## SET PROBLEM
Say how many lines include "sylvaticam", with no words around the number.

╭─ RECORDS FOR THE TASK

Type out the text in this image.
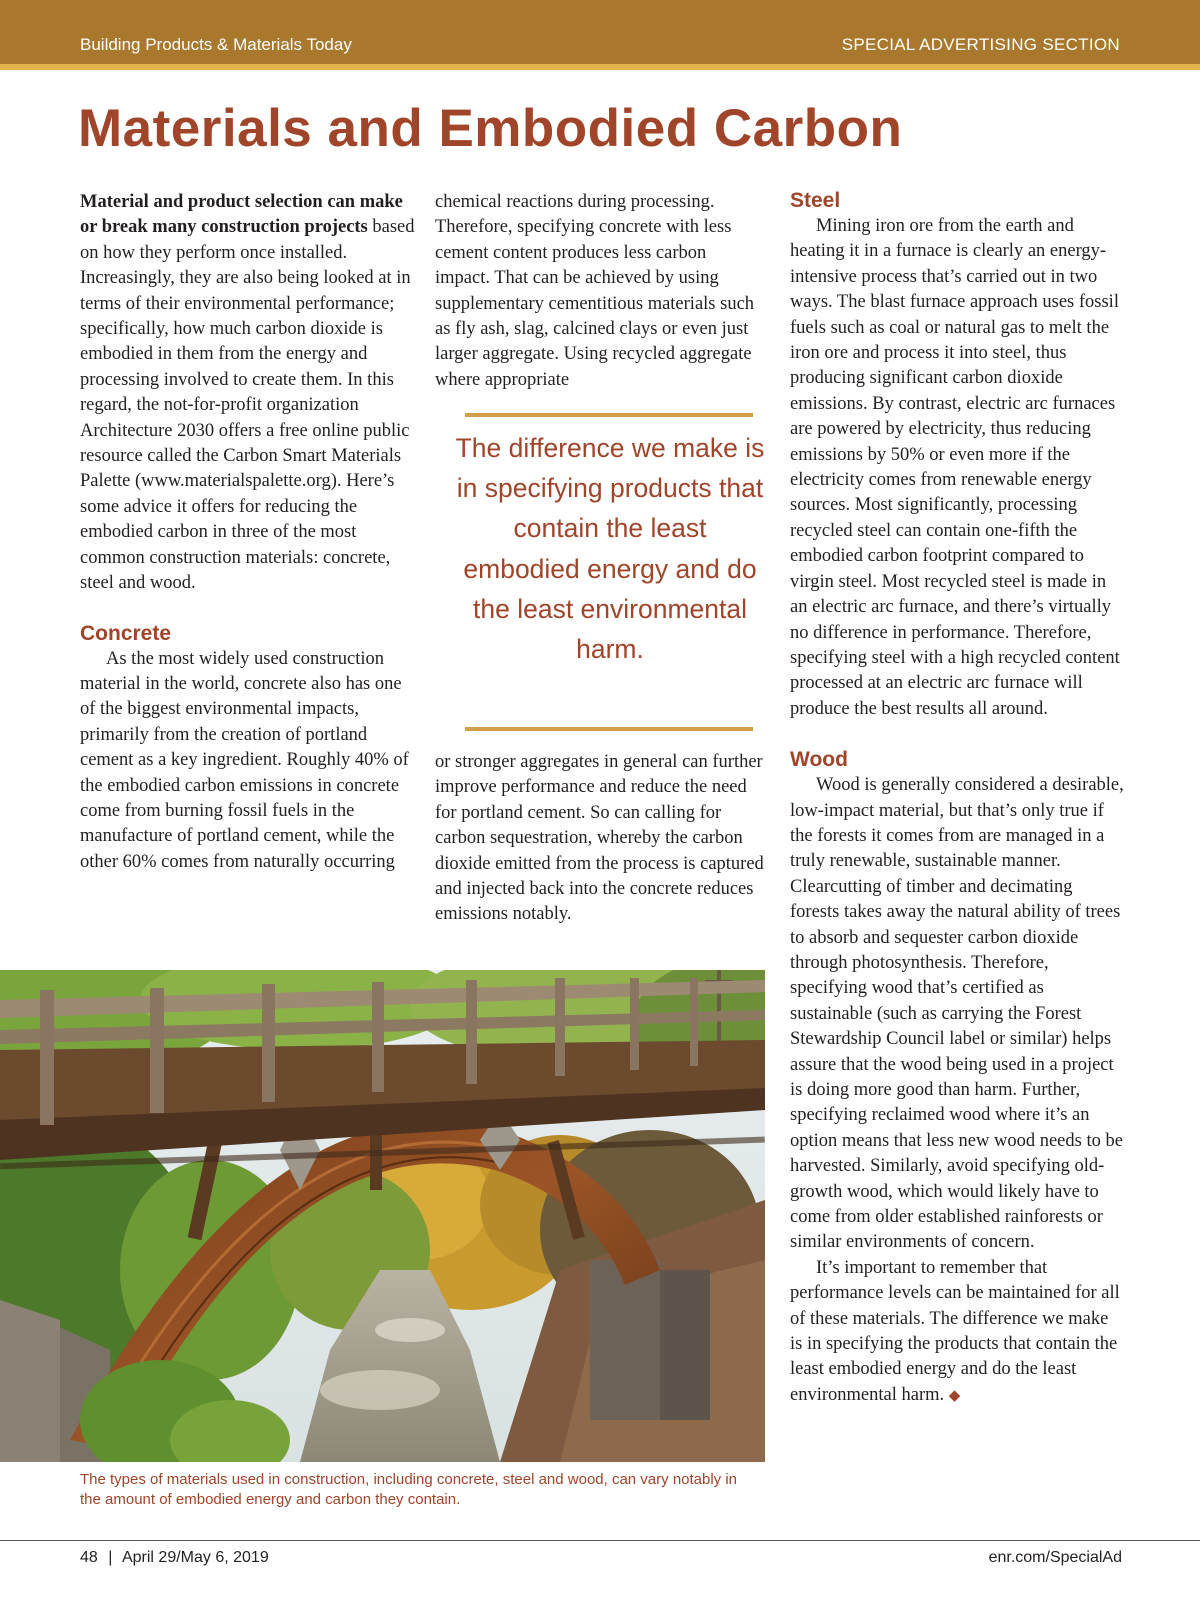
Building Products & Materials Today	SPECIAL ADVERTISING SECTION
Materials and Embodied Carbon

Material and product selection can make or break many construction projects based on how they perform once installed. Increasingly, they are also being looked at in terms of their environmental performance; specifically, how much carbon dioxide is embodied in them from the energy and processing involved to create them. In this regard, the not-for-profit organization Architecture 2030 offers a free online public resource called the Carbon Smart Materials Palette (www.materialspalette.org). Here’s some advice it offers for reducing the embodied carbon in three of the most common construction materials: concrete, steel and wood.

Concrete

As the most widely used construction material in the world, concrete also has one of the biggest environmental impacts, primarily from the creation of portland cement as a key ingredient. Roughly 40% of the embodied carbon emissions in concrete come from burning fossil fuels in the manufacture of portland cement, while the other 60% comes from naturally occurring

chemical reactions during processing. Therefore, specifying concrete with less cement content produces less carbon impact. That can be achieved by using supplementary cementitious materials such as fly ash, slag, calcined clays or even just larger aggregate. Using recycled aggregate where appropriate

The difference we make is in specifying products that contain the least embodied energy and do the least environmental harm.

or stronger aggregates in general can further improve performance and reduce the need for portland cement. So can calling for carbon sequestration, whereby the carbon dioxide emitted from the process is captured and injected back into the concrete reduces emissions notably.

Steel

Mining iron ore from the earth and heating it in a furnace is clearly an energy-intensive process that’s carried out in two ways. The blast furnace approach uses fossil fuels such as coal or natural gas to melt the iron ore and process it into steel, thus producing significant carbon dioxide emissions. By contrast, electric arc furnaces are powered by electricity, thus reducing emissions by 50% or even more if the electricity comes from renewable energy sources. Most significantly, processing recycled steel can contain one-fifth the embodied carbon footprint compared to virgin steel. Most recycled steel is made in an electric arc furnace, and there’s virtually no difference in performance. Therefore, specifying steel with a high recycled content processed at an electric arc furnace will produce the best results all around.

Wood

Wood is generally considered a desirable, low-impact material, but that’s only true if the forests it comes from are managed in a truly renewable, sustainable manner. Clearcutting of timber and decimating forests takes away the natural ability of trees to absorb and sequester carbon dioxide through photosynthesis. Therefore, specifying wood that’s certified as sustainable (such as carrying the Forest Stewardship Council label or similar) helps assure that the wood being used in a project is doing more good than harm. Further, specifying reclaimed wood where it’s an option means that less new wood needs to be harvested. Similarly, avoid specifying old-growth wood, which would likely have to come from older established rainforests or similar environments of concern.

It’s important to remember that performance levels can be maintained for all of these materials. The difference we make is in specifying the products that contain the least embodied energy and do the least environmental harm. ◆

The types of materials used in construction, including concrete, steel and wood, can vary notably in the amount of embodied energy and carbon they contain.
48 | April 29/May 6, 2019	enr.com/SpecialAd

╰─
╭─ RECORDS FOR THE TASK

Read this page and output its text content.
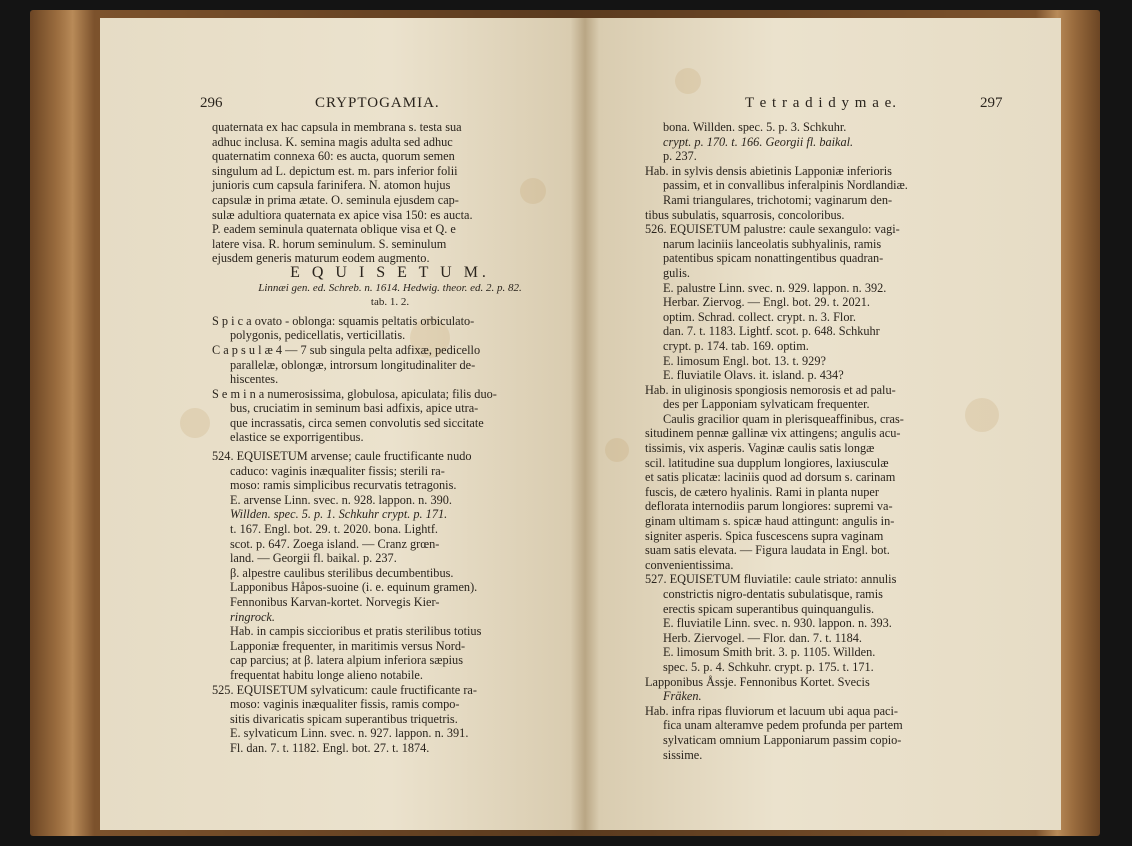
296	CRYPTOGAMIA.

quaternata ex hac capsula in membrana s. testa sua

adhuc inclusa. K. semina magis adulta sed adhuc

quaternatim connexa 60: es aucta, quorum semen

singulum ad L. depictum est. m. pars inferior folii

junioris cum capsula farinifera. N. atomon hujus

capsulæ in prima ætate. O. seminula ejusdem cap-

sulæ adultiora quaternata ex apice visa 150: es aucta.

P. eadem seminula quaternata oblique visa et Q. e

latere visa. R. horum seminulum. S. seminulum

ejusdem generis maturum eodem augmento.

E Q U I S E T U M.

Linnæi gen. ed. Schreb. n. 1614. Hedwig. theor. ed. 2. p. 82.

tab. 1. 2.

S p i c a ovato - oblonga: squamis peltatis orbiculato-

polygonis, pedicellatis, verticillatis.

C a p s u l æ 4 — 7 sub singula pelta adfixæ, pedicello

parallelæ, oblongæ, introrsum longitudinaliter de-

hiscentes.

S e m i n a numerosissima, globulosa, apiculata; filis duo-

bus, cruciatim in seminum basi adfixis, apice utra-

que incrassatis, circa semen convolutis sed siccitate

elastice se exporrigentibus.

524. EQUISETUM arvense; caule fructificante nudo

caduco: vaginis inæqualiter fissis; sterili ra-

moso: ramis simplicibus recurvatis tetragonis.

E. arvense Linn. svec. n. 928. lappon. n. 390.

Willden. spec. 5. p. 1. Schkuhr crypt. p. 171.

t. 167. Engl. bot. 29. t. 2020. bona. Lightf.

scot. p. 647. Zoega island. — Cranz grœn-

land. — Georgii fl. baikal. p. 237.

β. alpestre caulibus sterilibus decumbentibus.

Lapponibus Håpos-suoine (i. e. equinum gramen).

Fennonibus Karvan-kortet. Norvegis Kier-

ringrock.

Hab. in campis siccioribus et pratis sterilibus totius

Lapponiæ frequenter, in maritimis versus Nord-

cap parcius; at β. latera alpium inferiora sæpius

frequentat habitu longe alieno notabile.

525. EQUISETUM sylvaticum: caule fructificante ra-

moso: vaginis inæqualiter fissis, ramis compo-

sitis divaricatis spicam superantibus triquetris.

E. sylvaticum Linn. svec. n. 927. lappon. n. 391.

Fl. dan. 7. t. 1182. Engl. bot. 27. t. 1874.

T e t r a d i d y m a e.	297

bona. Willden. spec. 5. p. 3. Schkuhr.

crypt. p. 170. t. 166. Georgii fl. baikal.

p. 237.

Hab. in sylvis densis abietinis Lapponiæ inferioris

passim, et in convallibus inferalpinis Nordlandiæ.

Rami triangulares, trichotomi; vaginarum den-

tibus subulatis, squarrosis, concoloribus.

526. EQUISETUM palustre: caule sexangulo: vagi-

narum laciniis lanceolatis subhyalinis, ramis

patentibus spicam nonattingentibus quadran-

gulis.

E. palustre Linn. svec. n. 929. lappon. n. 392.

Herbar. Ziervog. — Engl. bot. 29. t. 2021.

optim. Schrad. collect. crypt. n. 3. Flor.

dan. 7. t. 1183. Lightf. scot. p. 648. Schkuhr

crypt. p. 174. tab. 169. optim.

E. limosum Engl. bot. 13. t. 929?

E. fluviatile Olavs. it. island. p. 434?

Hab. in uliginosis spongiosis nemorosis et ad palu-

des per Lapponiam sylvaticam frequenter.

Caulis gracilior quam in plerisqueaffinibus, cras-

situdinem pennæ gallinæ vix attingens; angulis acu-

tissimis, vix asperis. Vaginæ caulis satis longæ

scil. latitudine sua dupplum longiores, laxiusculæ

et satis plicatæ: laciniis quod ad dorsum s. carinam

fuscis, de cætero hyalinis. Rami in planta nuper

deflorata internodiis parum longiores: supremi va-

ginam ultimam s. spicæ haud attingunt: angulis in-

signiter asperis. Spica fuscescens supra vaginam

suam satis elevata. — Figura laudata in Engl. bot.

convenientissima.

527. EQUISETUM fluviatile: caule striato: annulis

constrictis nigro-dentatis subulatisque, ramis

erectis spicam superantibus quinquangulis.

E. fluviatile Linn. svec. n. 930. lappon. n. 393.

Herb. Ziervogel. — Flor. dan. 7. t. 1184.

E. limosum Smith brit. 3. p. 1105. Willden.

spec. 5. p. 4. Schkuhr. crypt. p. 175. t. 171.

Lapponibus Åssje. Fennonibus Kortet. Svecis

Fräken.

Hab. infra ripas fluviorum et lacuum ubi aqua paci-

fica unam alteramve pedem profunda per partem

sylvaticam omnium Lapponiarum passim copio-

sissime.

╰─
╭─ RECORDS FOR THE TASK

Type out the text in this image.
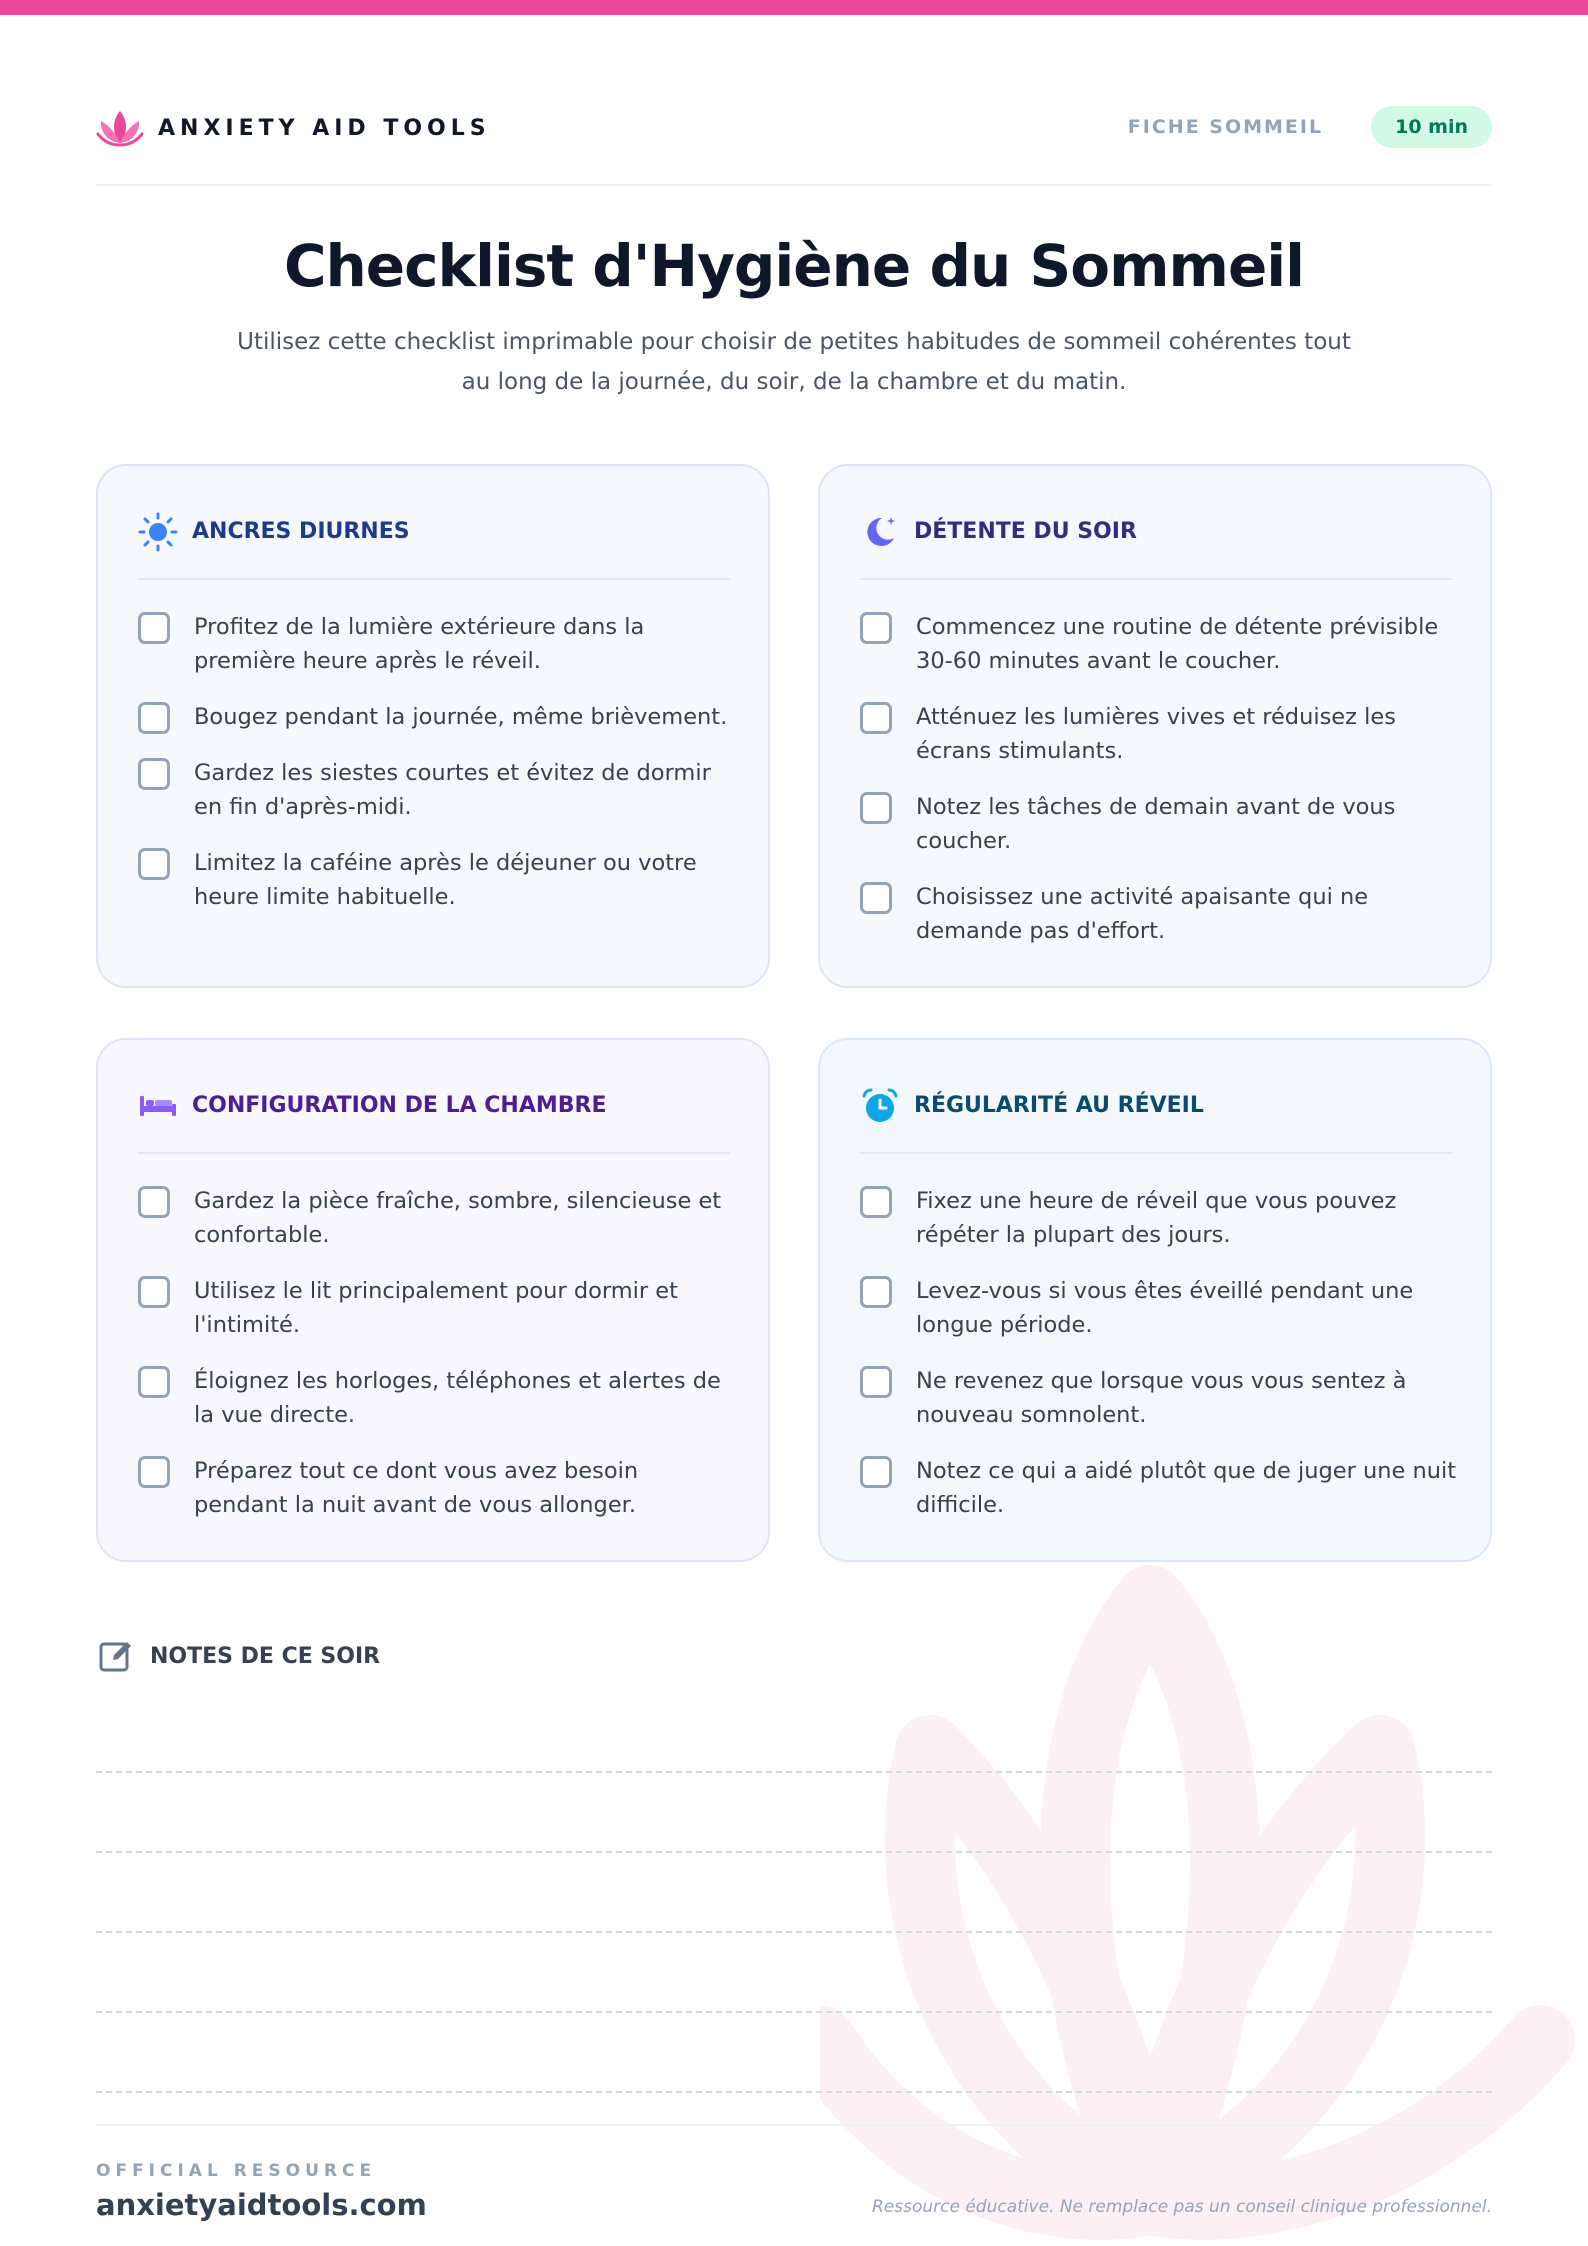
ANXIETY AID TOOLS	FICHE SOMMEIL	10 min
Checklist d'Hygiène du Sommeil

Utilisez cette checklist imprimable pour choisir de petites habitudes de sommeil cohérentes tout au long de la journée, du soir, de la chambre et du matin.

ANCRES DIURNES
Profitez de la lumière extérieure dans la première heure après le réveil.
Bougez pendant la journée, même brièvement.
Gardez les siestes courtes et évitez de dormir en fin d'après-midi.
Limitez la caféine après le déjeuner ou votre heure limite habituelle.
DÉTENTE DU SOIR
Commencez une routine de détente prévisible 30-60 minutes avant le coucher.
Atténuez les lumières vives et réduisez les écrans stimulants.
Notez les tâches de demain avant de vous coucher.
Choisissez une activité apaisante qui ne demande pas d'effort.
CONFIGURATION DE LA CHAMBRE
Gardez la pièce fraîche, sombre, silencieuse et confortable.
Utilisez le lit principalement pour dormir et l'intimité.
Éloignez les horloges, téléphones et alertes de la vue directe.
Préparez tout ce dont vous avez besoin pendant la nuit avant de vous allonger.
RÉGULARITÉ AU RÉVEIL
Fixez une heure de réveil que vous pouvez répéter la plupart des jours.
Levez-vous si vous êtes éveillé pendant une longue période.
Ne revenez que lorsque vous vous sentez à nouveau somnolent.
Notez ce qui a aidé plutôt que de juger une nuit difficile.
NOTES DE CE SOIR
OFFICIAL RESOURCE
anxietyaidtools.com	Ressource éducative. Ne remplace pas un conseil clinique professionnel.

╰─

## RESPONSE TO THIS EXERCISE
2